### Supplied data

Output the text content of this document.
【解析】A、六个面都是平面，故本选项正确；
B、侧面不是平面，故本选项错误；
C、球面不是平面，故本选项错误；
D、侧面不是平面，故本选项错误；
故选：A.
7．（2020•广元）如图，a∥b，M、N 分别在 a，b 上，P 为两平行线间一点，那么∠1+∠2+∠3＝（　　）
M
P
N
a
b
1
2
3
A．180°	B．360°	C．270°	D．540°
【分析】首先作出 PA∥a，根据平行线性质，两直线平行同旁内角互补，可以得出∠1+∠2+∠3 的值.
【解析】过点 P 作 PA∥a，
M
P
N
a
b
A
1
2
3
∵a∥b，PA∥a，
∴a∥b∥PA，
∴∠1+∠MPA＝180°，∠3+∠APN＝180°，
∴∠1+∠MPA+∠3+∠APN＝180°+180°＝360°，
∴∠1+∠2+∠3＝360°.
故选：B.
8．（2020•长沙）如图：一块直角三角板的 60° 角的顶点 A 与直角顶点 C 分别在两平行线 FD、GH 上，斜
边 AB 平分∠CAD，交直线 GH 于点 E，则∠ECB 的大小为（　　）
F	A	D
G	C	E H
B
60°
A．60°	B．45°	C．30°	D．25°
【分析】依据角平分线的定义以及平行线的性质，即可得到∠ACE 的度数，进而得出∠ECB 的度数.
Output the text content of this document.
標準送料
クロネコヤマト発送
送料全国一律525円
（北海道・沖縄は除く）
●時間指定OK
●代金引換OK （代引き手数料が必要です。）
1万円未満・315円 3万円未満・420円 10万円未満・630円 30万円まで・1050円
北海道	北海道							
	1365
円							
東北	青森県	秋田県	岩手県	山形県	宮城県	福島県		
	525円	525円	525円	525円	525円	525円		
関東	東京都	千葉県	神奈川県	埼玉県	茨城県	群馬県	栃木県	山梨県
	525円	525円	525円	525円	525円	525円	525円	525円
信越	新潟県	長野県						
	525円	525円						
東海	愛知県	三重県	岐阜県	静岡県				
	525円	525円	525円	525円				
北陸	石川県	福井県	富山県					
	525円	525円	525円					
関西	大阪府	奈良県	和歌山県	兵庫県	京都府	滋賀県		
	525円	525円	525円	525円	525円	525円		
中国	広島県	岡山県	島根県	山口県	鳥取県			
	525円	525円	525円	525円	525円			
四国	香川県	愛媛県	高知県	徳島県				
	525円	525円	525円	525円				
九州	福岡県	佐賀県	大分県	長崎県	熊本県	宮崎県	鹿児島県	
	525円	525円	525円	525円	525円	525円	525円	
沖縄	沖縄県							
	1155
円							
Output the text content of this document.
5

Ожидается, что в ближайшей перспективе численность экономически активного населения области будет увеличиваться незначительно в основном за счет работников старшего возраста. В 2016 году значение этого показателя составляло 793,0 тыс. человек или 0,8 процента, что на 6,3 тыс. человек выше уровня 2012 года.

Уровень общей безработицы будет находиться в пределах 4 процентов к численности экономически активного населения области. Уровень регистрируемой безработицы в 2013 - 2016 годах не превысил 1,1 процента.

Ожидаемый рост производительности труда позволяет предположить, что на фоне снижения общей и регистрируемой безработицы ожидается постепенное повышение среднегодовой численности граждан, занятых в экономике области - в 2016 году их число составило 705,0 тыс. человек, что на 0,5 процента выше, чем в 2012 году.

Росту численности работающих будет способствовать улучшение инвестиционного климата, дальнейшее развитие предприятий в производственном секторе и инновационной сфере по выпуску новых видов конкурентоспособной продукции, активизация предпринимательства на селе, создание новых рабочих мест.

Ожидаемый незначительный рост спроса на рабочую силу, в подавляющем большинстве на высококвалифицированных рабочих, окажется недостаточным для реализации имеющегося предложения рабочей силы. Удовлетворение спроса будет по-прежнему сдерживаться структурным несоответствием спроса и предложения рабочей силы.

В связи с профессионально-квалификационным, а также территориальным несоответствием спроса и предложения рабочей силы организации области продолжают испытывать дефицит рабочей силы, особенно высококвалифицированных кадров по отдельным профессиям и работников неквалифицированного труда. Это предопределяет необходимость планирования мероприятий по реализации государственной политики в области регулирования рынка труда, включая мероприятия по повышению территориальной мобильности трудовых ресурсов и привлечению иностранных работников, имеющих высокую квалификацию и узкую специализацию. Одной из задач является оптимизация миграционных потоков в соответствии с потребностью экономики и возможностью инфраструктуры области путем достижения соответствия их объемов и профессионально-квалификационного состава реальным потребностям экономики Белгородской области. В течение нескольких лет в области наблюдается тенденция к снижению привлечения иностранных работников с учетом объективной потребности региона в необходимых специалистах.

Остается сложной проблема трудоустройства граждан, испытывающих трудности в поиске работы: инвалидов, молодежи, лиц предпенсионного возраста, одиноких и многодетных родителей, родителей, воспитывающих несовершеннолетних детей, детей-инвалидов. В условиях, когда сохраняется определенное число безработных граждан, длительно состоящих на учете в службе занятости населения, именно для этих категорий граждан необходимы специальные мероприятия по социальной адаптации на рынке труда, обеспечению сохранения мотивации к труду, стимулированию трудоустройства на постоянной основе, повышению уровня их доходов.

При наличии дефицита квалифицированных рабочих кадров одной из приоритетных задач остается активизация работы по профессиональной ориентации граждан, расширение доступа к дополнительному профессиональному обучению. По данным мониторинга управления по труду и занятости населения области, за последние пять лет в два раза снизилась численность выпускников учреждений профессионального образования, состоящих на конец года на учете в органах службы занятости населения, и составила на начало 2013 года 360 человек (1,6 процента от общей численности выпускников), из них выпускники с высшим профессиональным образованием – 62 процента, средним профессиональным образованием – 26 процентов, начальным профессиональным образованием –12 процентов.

### Exercise prompt
Set down each entry again, unchanged.

### In response
Output the text content of this document.
【解析】A、六个面都是平面，故本选项正确；
B、侧面不是平面，故本选项错误；
C、球面不是平面，故本选项错误；
D、侧面不是平面，故本选项错误；
故选：A.
7．（2020•广元）如图，a∥b，M、N 分别在 a，b 上，P 为两平行线间一点，那么∠1+∠2+∠3＝（　　）
M
P
N
a
b
1
2
3
A．180°	B．360°	C．270°	D．540°
【分析】首先作出 PA∥a，根据平行线性质，两直线平行同旁内角互补，可以得出∠1+∠2+∠3 的值.
【解析】过点 P 作 PA∥a，
M
P
N
a
b
A
1
2
3
∵a∥b，PA∥a，
∴a∥b∥PA，
∴∠1+∠MPA＝180°，∠3+∠APN＝180°，
∴∠1+∠MPA+∠3+∠APN＝180°+180°＝360°，
∴∠1+∠2+∠3＝360°.
故选：B.
8．（2020•长沙）如图：一块直角三角板的 60° 角的顶点 A 与直角顶点 C 分别在两平行线 FD、GH 上，斜
边 AB 平分∠CAD，交直线 GH 于点 E，则∠ECB 的大小为（　　）
F	A	D
G	C	E H
B
60°
A．60°	B．45°	C．30°	D．25°
【分析】依据角平分线的定义以及平行线的性质，即可得到∠ACE 的度数，进而得出∠ECB 的度数.
Output the text content of this document.
標準送料
クロネコヤマト発送
送料全国一律525円
（北海道・沖縄は除く）
●時間指定OK
●代金引換OK （代引き手数料が必要です。）
1万円未満・315円 3万円未満・420円 10万円未満・630円 30万円まで・1050円
北海道	北海道							
	1365
円							
東北	青森県	秋田県	岩手県	山形県	宮城県	福島県		
	525円	525円	525円	525円	525円	525円		
関東	東京都	千葉県	神奈川県	埼玉県	茨城県	群馬県	栃木県	山梨県
	525円	525円	525円	525円	525円	525円	525円	525円
信越	新潟県	長野県						
	525円	525円						
東海	愛知県	三重県	岐阜県	静岡県				
	525円	525円	525円	525円				
北陸	石川県	福井県	富山県					
	525円	525円	525円					
関西	大阪府	奈良県	和歌山県	兵庫県	京都府	滋賀県		
	525円	525円	525円	525円	525円	525円		
中国	広島県	岡山県	島根県	山口県	鳥取県			
	525円	525円	525円	525円	525円			
四国	香川県	愛媛県	高知県	徳島県				
	525円	525円	525円	525円				
九州	福岡県	佐賀県	大分県	長崎県	熊本県	宮崎県	鹿児島県	
	525円	525円	525円	525円	525円	525円	525円	
沖縄	沖縄県							
	1155
円							
Output the text content of this document.
5

Ожидается, что в ближайшей перспективе численность экономически активного населения области будет увеличиваться незначительно в основном за счет работников старшего возраста. В 2016 году значение этого показателя составляло 793,0 тыс. человек или 0,8 процента, что на 6,3 тыс. человек выше уровня 2012 года.

Уровень общей безработицы будет находиться в пределах 4 процентов к численности экономически активного населения области. Уровень регистрируемой безработицы в 2013 - 2016 годах не превысил 1,1 процента.

Ожидаемый рост производительности труда позволяет предположить, что на фоне снижения общей и регистрируемой безработицы ожидается постепенное повышение среднегодовой численности граждан, занятых в экономике области - в 2016 году их число составило 705,0 тыс. человек, что на 0,5 процента выше, чем в 2012 году.

Росту численности работающих будет способствовать улучшение инвестиционного климата, дальнейшее развитие предприятий в производственном секторе и инновационной сфере по выпуску новых видов конкурентоспособной продукции, активизация предпринимательства на селе, создание новых рабочих мест.

Ожидаемый незначительный рост спроса на рабочую силу, в подавляющем большинстве на высококвалифицированных рабочих, окажется недостаточным для реализации имеющегося предложения рабочей силы. Удовлетворение спроса будет по-прежнему сдерживаться структурным несоответствием спроса и предложения рабочей силы.

В связи с профессионально-квалификационным, а также территориальным несоответствием спроса и предложения рабочей силы организации области продолжают испытывать дефицит рабочей силы, особенно высококвалифицированных кадров по отдельным профессиям и работников неквалифицированного труда. Это предопределяет необходимость планирования мероприятий по реализации государственной политики в области регулирования рынка труда, включая мероприятия по повышению территориальной мобильности трудовых ресурсов и привлечению иностранных работников, имеющих высокую квалификацию и узкую специализацию. Одной из задач является оптимизация миграционных потоков в соответствии с потребностью экономики и возможностью инфраструктуры области путем достижения соответствия их объемов и профессионально-квалификационного состава реальным потребностям экономики Белгородской области. В течение нескольких лет в области наблюдается тенденция к снижению привлечения иностранных работников с учетом объективной потребности региона в необходимых специалистах.

Остается сложной проблема трудоустройства граждан, испытывающих трудности в поиске работы: инвалидов, молодежи, лиц предпенсионного возраста, одиноких и многодетных родителей, родителей, воспитывающих несовершеннолетних детей, детей-инвалидов. В условиях, когда сохраняется определенное число безработных граждан, длительно состоящих на учете в службе занятости населения, именно для этих категорий граждан необходимы специальные мероприятия по социальной адаптации на рынке труда, обеспечению сохранения мотивации к труду, стимулированию трудоустройства на постоянной основе, повышению уровня их доходов.

При наличии дефицита квалифицированных рабочих кадров одной из приоритетных задач остается активизация работы по профессиональной ориентации граждан, расширение доступа к дополнительному профессиональному обучению. По данным мониторинга управления по труду и занятости населения области, за последние пять лет в два раза снизилась численность выпускников учреждений профессионального образования, состоящих на конец года на учете в органах службы занятости населения, и составила на начало 2013 года 360 человек (1,6 процента от общей численности выпускников), из них выпускники с высшим профессиональным образованием – 62 процента, средним профессиональным образованием – 26 процентов, начальным профессиональным образованием –12 процентов.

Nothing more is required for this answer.